>> Begin Task input
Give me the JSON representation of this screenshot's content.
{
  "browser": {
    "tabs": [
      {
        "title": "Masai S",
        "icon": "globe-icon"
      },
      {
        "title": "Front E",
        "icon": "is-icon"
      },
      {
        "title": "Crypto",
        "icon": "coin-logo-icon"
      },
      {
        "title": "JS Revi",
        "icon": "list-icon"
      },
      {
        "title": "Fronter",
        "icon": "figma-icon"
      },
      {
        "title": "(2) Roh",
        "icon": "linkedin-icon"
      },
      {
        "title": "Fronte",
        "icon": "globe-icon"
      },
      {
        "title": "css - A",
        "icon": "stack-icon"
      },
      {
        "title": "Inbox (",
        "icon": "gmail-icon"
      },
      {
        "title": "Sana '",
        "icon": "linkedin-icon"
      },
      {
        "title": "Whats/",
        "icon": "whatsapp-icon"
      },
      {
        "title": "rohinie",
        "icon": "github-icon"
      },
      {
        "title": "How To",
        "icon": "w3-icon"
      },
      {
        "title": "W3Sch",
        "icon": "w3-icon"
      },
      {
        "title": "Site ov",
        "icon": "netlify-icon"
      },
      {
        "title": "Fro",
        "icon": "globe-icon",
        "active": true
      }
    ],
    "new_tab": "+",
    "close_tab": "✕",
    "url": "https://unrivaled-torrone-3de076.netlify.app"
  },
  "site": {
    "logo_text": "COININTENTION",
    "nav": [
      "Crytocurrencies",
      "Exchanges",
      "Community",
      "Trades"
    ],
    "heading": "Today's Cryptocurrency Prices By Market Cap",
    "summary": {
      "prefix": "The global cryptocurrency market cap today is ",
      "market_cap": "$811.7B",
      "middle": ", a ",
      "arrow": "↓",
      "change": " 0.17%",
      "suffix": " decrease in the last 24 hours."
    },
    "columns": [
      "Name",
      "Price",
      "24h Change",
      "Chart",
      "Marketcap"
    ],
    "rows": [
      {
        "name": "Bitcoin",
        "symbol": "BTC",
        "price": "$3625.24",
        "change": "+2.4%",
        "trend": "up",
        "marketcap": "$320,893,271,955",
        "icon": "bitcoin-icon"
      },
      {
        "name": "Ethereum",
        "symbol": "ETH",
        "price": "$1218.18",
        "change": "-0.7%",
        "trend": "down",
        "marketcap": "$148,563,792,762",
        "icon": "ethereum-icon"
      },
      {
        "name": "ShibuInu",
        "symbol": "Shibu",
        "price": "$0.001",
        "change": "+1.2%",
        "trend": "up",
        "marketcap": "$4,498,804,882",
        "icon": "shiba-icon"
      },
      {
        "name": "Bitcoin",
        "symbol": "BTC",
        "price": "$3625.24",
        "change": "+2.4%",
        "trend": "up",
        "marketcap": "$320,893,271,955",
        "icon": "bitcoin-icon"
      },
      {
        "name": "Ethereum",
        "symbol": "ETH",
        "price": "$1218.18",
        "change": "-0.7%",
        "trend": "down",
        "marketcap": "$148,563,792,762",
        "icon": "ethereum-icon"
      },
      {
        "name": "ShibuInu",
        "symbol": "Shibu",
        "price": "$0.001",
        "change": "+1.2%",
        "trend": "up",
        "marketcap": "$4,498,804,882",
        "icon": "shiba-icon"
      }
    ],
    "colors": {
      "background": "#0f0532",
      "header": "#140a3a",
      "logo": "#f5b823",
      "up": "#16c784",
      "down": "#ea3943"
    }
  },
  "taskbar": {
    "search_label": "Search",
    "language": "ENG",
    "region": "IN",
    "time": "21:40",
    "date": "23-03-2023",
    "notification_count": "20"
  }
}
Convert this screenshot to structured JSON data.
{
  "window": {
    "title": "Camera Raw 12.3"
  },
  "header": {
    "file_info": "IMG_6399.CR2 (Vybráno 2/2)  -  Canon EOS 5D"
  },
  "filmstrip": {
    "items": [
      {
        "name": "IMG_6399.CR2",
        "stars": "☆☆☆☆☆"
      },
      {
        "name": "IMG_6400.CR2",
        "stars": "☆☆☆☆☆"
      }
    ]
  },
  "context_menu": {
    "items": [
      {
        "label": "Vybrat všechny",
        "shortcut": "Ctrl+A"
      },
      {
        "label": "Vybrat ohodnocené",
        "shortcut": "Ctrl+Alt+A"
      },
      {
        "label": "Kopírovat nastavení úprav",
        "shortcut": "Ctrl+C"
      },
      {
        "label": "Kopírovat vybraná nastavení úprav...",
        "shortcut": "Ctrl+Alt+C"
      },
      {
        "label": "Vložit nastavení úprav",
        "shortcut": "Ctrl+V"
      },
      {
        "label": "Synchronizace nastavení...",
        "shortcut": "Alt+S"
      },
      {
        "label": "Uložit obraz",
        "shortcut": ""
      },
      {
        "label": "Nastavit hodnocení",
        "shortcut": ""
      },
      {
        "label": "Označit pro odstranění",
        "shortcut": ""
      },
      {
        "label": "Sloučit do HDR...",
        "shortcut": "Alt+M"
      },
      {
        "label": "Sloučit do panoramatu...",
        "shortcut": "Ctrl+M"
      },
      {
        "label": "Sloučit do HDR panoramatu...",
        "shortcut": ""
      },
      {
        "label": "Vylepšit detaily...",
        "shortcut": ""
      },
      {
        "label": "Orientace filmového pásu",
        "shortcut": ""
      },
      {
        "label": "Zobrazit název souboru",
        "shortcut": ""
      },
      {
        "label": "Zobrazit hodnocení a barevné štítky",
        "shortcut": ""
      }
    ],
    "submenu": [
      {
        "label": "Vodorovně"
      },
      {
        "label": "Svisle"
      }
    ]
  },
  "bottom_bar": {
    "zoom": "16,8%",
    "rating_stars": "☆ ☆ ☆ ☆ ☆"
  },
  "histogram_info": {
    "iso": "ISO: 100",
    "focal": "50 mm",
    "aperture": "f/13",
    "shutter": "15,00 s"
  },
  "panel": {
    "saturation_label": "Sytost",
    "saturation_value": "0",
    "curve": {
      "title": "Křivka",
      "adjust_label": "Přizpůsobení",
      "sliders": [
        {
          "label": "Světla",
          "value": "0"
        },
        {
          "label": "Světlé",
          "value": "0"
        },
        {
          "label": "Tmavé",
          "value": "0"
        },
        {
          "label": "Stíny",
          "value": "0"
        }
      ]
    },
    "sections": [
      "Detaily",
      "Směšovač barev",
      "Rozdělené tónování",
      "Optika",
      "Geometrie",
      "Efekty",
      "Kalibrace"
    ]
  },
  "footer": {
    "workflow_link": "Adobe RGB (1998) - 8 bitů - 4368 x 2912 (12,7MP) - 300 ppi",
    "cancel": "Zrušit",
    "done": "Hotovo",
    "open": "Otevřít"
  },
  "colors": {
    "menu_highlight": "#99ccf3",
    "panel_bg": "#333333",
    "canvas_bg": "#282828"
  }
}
>> End Task input
_Stated problem_
Copy whichever lines in the listing above contain the word "Ctrl".

_Task answer_
        "shortcut": "Ctrl+A"
        "shortcut": "Ctrl+Alt+A"
        "shortcut": "Ctrl+C"
        "shortcut": "Ctrl+Alt+C"
        "shortcut": "Ctrl+V"
        "shortcut": "Ctrl+M"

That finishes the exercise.